Exercise details:
Extract the text of every entry below exactly; leave images out.

Stored rows:
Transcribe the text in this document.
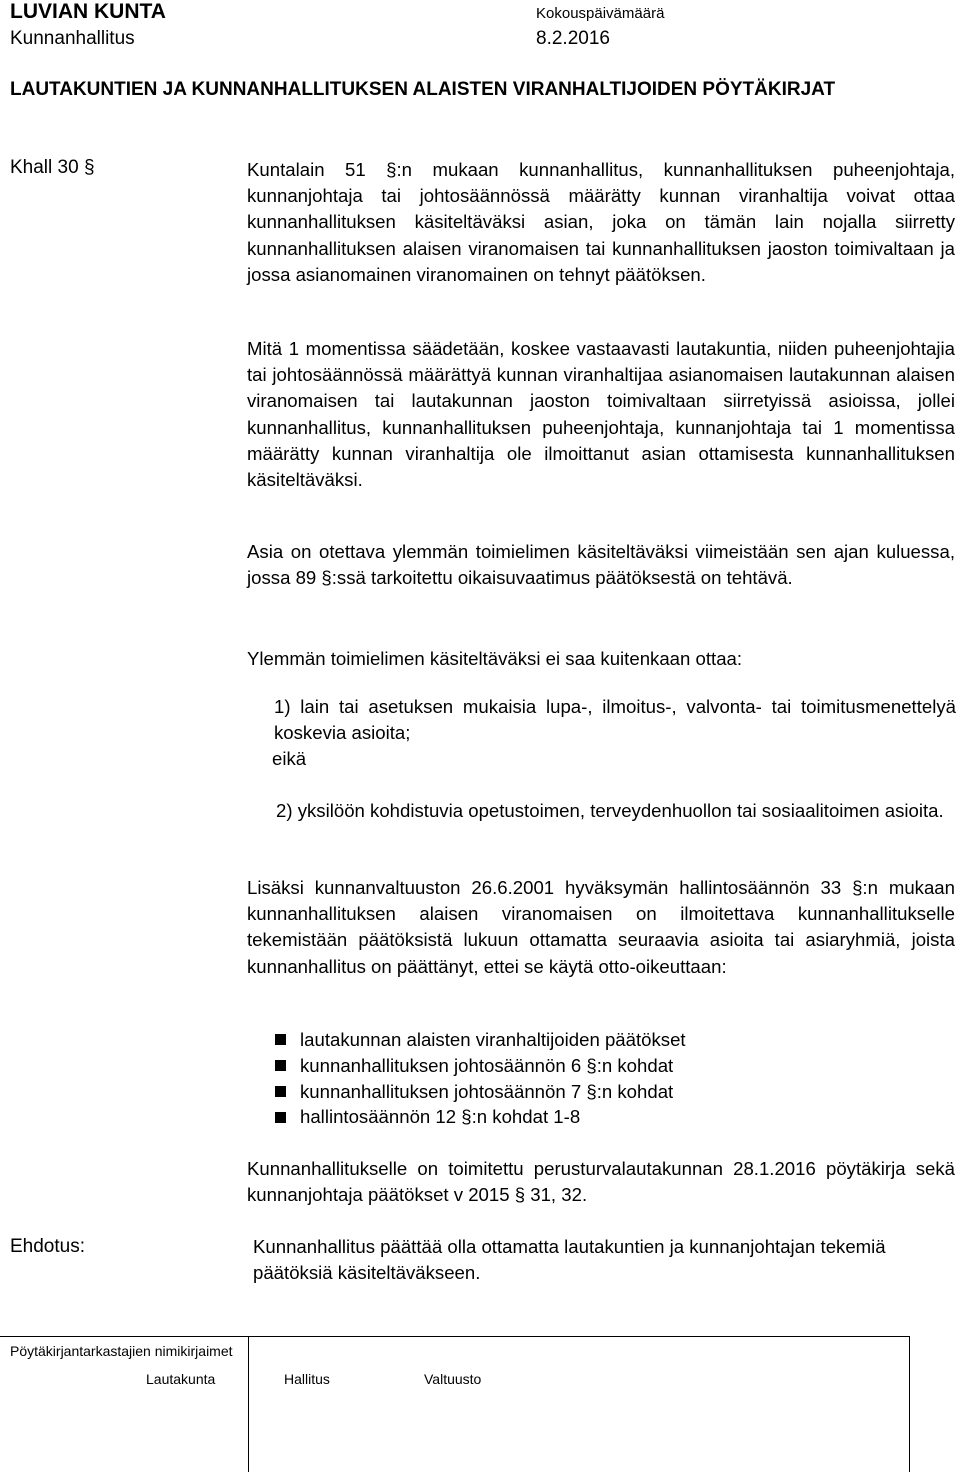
LUVIAN KUNTA
Kunnanhallitus
Kokouspäivämäärä
8.2.2016
LAUTAKUNTIEN JA KUNNANHALLITUKSEN ALAISTEN VIRANHALTIJOIDEN PÖYTÄKIRJAT
Khall 30 §	Kuntalain 51 §:n mukaan kunnanhallitus, kunnanhallituksen puheenjohtaja, kunnanjohtaja tai johtosäännössä määrätty kunnan viranhaltija voivat ottaa kunnanhallituksen käsiteltäväksi asian, joka on tämän lain nojalla siirretty kunnanhallituksen alaisen viranomaisen tai kunnanhallituksen jaoston toimivaltaan ja jossa asianomainen viranomainen on tehnyt päätöksen.
Mitä 1 momentissa säädetään, koskee vastaavasti lautakuntia, niiden puheenjohtajia tai johtosäännössä määrättyä kunnan viranhaltijaa asianomaisen lautakunnan alaisen viranomaisen tai lautakunnan jaoston toimivaltaan siirretyissä asioissa, jollei kunnanhallitus, kunnanhallituksen puheenjohtaja, kunnanjohtaja tai 1 momentissa määrätty kunnan viranhaltija ole ilmoittanut asian ottamisesta kunnanhallituksen käsiteltäväksi.
Asia on otettava ylemmän toimielimen käsiteltäväksi viimeistään sen ajan kuluessa, jossa 89 §:ssä tarkoitettu oikaisuvaatimus päätöksestä on tehtävä.
Ylemmän toimielimen käsiteltäväksi ei saa kuitenkaan ottaa:
1) lain tai asetuksen mukaisia lupa-, ilmoitus-, valvonta- tai toimitusmenettelyä koskevia asioita;
eikä
2) yksilöön kohdistuvia opetustoimen, terveydenhuollon tai sosiaalitoimen asioita.
Lisäksi kunnanvaltuuston 26.6.2001 hyväksymän hallintosäännön 33 §:n mukaan kunnanhallituksen alaisen viranomaisen on ilmoitettava kunnanhallitukselle tekemistään päätöksistä lukuun ottamatta seuraavia asioita tai asiaryhmiä, joista kunnanhallitus on päättänyt, ettei se käytä otto-oikeuttaan:
lautakunnan alaisten viranhaltijoiden päätökset
kunnanhallituksen johtosäännön 6 §:n kohdat
kunnanhallituksen johtosäännön 7 §:n kohdat
hallintosäännön 12 §:n kohdat 1-8
Kunnanhallitukselle on toimitettu perusturvalautakunnan 28.1.2016 pöytäkirja sekä kunnanjohtaja päätökset v 2015 § 31, 32.
Ehdotus:	Kunnanhallitus päättää olla ottamatta lautakuntien ja kunnanjohtajan tekemiä päätöksiä käsiteltäväkseen.
Pöytäkirjantarkastajien nimikirjaimet
Lautakunta	Hallitus	Valtuusto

Written answer:
Transcribe the text in this document.
LUVIAN KUNTA
Kunnanhallitus
Kokouspäivämäärä
8.2.2016
LAUTAKUNTIEN JA KUNNANHALLITUKSEN ALAISTEN VIRANHALTIJOIDEN PÖYTÄKIRJAT
Khall 30 §	Kuntalain 51 §:n mukaan kunnanhallitus, kunnanhallituksen puheenjohtaja, kunnanjohtaja tai johtosäännössä määrätty kunnan viranhaltija voivat ottaa kunnanhallituksen käsiteltäväksi asian, joka on tämän lain nojalla siirretty kunnanhallituksen alaisen viranomaisen tai kunnanhallituksen jaoston toimivaltaan ja jossa asianomainen viranomainen on tehnyt päätöksen.
Mitä 1 momentissa säädetään, koskee vastaavasti lautakuntia, niiden puheenjohtajia tai johtosäännössä määrättyä kunnan viranhaltijaa asianomaisen lautakunnan alaisen viranomaisen tai lautakunnan jaoston toimivaltaan siirretyissä asioissa, jollei kunnanhallitus, kunnanhallituksen puheenjohtaja, kunnanjohtaja tai 1 momentissa määrätty kunnan viranhaltija ole ilmoittanut asian ottamisesta kunnanhallituksen käsiteltäväksi.
Asia on otettava ylemmän toimielimen käsiteltäväksi viimeistään sen ajan kuluessa, jossa 89 §:ssä tarkoitettu oikaisuvaatimus päätöksestä on tehtävä.
Ylemmän toimielimen käsiteltäväksi ei saa kuitenkaan ottaa:
1) lain tai asetuksen mukaisia lupa-, ilmoitus-, valvonta- tai toimitusmenettelyä koskevia asioita;
eikä
2) yksilöön kohdistuvia opetustoimen, terveydenhuollon tai sosiaalitoimen asioita.
Lisäksi kunnanvaltuuston 26.6.2001 hyväksymän hallintosäännön 33 §:n mukaan kunnanhallituksen alaisen viranomaisen on ilmoitettava kunnanhallitukselle tekemistään päätöksistä lukuun ottamatta seuraavia asioita tai asiaryhmiä, joista kunnanhallitus on päättänyt, ettei se käytä otto-oikeuttaan:
lautakunnan alaisten viranhaltijoiden päätökset
kunnanhallituksen johtosäännön 6 §:n kohdat
kunnanhallituksen johtosäännön 7 §:n kohdat
hallintosäännön 12 §:n kohdat 1-8
Kunnanhallitukselle on toimitettu perusturvalautakunnan 28.1.2016 pöytäkirja sekä kunnanjohtaja päätökset v 2015 § 31, 32.
Ehdotus:	Kunnanhallitus päättää olla ottamatta lautakuntien ja kunnanjohtajan tekemiä päätöksiä käsiteltäväkseen.
Pöytäkirjantarkastajien nimikirjaimet
Lautakunta	Hallitus	Valtuusto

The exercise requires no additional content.